— START OF Records for processing —
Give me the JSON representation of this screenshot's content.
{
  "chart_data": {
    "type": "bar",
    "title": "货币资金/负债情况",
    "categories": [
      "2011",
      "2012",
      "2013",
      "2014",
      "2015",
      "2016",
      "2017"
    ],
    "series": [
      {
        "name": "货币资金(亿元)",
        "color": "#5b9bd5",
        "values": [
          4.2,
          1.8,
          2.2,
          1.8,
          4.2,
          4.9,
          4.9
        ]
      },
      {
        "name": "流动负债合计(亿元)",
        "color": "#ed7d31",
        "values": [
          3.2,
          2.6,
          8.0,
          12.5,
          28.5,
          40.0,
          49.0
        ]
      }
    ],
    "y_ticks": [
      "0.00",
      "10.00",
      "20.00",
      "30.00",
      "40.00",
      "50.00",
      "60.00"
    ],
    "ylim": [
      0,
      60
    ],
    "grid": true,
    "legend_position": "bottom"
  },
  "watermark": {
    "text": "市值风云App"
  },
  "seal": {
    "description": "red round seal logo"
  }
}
— END OF Records for processing —
— START OF Records for processing —
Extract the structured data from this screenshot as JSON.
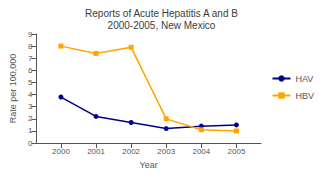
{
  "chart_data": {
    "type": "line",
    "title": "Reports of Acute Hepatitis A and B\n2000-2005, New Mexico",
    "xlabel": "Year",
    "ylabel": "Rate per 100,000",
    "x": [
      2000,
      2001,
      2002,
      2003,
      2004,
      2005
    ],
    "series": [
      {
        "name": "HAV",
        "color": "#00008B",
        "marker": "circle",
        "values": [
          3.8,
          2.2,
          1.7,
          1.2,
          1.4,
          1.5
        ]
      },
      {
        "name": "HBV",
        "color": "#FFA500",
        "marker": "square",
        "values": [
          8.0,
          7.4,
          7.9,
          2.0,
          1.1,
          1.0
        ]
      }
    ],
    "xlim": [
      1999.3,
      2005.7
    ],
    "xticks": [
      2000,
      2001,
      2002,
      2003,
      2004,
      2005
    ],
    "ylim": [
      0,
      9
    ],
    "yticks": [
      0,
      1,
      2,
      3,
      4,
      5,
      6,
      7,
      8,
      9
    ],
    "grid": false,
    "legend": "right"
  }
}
— END OF Records for processing —
— START OF Records for processing —
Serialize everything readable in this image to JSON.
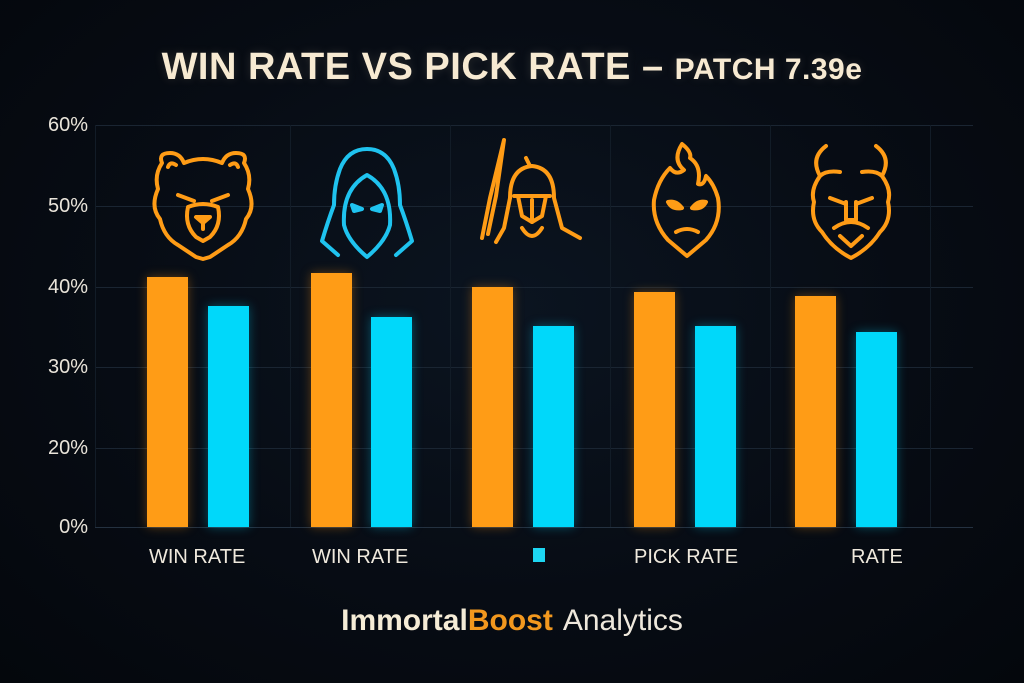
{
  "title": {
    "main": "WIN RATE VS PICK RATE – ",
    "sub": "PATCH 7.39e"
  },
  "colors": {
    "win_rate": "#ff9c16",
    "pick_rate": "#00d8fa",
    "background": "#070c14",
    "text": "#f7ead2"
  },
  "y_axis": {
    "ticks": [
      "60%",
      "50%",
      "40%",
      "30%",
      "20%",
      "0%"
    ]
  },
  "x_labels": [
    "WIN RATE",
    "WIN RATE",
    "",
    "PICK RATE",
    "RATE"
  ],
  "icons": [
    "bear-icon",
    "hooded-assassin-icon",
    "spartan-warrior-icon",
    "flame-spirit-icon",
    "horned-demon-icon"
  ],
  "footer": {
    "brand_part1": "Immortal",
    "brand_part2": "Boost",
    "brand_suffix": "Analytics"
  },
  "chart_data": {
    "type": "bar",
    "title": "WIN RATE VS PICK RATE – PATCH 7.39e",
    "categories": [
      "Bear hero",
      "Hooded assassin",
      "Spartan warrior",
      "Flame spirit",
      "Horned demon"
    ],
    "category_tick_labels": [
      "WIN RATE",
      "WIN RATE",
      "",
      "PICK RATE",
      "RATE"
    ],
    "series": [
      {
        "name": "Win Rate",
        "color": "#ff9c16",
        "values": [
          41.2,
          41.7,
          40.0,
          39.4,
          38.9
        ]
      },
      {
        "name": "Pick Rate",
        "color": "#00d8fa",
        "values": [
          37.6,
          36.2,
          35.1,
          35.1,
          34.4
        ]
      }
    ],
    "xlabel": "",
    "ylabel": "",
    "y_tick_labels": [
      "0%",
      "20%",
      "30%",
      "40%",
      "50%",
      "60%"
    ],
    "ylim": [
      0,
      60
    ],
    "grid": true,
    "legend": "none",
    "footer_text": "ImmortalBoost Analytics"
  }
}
— END OF Records for processing —
▶ [Description of the task]:
State the number of lines in this listing that contain the string "screenshot", and add nothing else.

▶ [Finished task]:
2